*ENTRIES SHOWN*:
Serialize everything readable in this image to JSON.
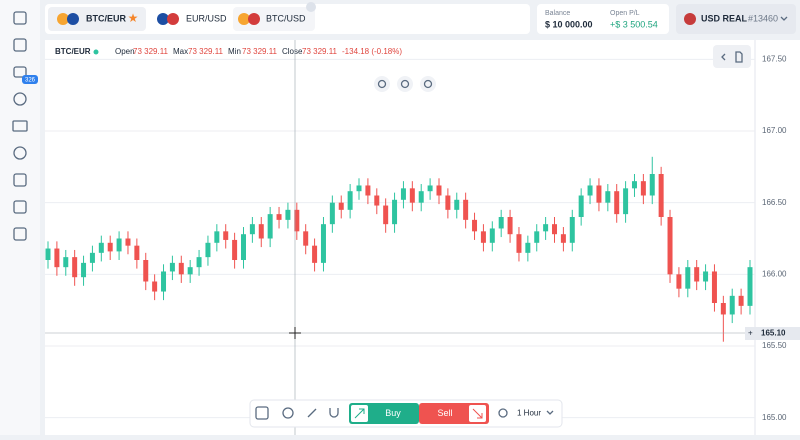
{
  "sidebar": {
    "badge": "326"
  },
  "tabs": [
    {
      "label": "BTC/EUR",
      "active": true
    },
    {
      "label": "EUR/USD"
    },
    {
      "label": "BTC/USD"
    }
  ],
  "account": {
    "balance_label": "Balance",
    "balance": "$ 10 000.00",
    "pl_label": "Open P/L",
    "pl": "+$ 3 500.54",
    "currency": "USD REAL",
    "account_id": "#13460"
  },
  "chart_data": {
    "type": "candlestick",
    "header": {
      "symbol": "BTC/EUR",
      "open_label": "Open",
      "open": "73 329.11",
      "max_label": "Max",
      "max": "73 329.11",
      "min_label": "Min",
      "min": "73 329.11",
      "close_label": "Close",
      "close": "73 329.11",
      "change": "-134.18 (-0.18%)"
    },
    "up_color": "#2ec4a0",
    "down_color": "#ef5350",
    "grid": true,
    "ylim": [
      164.9,
      167.6
    ],
    "yticks": [
      {
        "value": 165,
        "label": "165.00"
      },
      {
        "value": 165.5,
        "label": "165.50"
      },
      {
        "value": 166,
        "label": "166.00"
      },
      {
        "value": 166.5,
        "label": "166.50"
      },
      {
        "value": 167,
        "label": "167.00"
      },
      {
        "value": 167.5,
        "label": "167.50"
      }
    ],
    "crosshair_label": "165.10",
    "open": [
      166.1,
      166.18,
      166.05,
      166.12,
      165.98,
      166.08,
      166.15,
      166.22,
      166.16,
      166.25,
      166.2,
      166.1,
      165.95,
      165.88,
      166.02,
      166.08,
      166.0,
      166.05,
      166.12,
      166.22,
      166.3,
      166.24,
      166.1,
      166.28,
      166.35,
      166.25,
      166.42,
      166.38,
      166.45,
      166.3,
      166.2,
      166.08,
      166.35,
      166.5,
      166.45,
      166.58,
      166.62,
      166.55,
      166.48,
      166.35,
      166.52,
      166.6,
      166.5,
      166.58,
      166.62,
      166.55,
      166.45,
      166.52,
      166.38,
      166.3,
      166.22,
      166.32,
      166.4,
      166.28,
      166.15,
      166.22,
      166.3,
      166.35,
      166.28,
      166.22,
      166.4,
      166.55,
      166.62,
      166.5,
      166.58,
      166.42,
      166.6,
      166.65,
      166.55,
      166.7,
      166.4,
      166.0,
      165.9,
      166.05,
      165.95,
      166.02,
      165.8,
      165.72,
      165.85,
      165.78
    ],
    "high": [
      166.23,
      166.23,
      166.17,
      166.17,
      166.13,
      166.2,
      166.27,
      166.27,
      166.3,
      166.3,
      166.25,
      166.15,
      166.0,
      166.07,
      166.13,
      166.13,
      166.1,
      166.17,
      166.27,
      166.35,
      166.35,
      166.29,
      166.33,
      166.4,
      166.4,
      166.47,
      166.47,
      166.5,
      166.5,
      166.35,
      166.25,
      166.4,
      166.55,
      166.55,
      166.63,
      166.67,
      166.67,
      166.6,
      166.53,
      166.57,
      166.65,
      166.65,
      166.63,
      166.67,
      166.67,
      166.6,
      166.57,
      166.57,
      166.43,
      166.35,
      166.37,
      166.45,
      166.45,
      166.33,
      166.27,
      166.35,
      166.4,
      166.4,
      166.33,
      166.45,
      166.6,
      166.67,
      166.67,
      166.63,
      166.63,
      166.65,
      166.7,
      166.7,
      166.82,
      166.75,
      166.45,
      166.05,
      166.1,
      166.1,
      166.07,
      166.07,
      165.85,
      165.9,
      165.9,
      166.1
    ],
    "low": [
      166.04,
      165.99,
      165.99,
      165.92,
      165.92,
      166.02,
      166.09,
      166.1,
      166.1,
      166.14,
      166.04,
      165.89,
      165.82,
      165.82,
      165.96,
      165.94,
      165.94,
      165.99,
      166.06,
      166.16,
      166.18,
      166.04,
      166.04,
      166.22,
      166.19,
      166.19,
      166.32,
      166.32,
      166.24,
      166.14,
      166.02,
      166.02,
      166.29,
      166.39,
      166.39,
      166.52,
      166.49,
      166.42,
      166.29,
      166.29,
      166.46,
      166.44,
      166.44,
      166.52,
      166.49,
      166.39,
      166.39,
      166.32,
      166.24,
      166.16,
      166.16,
      166.26,
      166.22,
      166.09,
      166.09,
      166.16,
      166.24,
      166.22,
      166.16,
      166.16,
      166.34,
      166.49,
      166.44,
      166.44,
      166.36,
      166.36,
      166.54,
      166.49,
      166.49,
      166.34,
      165.94,
      165.84,
      165.84,
      165.89,
      165.89,
      165.74,
      165.53,
      165.66,
      165.72,
      165.72
    ],
    "close": [
      166.18,
      166.05,
      166.12,
      165.98,
      166.08,
      166.15,
      166.22,
      166.16,
      166.25,
      166.2,
      166.1,
      165.95,
      165.88,
      166.02,
      166.08,
      166.0,
      166.05,
      166.12,
      166.22,
      166.3,
      166.24,
      166.1,
      166.28,
      166.35,
      166.25,
      166.42,
      166.38,
      166.45,
      166.3,
      166.2,
      166.08,
      166.35,
      166.5,
      166.45,
      166.58,
      166.62,
      166.55,
      166.48,
      166.35,
      166.52,
      166.6,
      166.5,
      166.58,
      166.62,
      166.55,
      166.45,
      166.52,
      166.38,
      166.3,
      166.22,
      166.32,
      166.4,
      166.28,
      166.15,
      166.22,
      166.3,
      166.35,
      166.28,
      166.22,
      166.4,
      166.55,
      166.62,
      166.5,
      166.58,
      166.42,
      166.6,
      166.65,
      166.55,
      166.7,
      166.4,
      166.0,
      165.9,
      166.05,
      165.95,
      166.02,
      165.8,
      165.72,
      165.85,
      165.78,
      166.05
    ]
  },
  "toolbar": {
    "buy": "Buy",
    "sell": "Sell",
    "timeframe": "1 Hour"
  }
}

*PROBLEM TO SOLVE*:
Each line that has the word "value" counts once. How many such lines are in the data? Give the number alone.

*CORRECT RESPONSE*:
6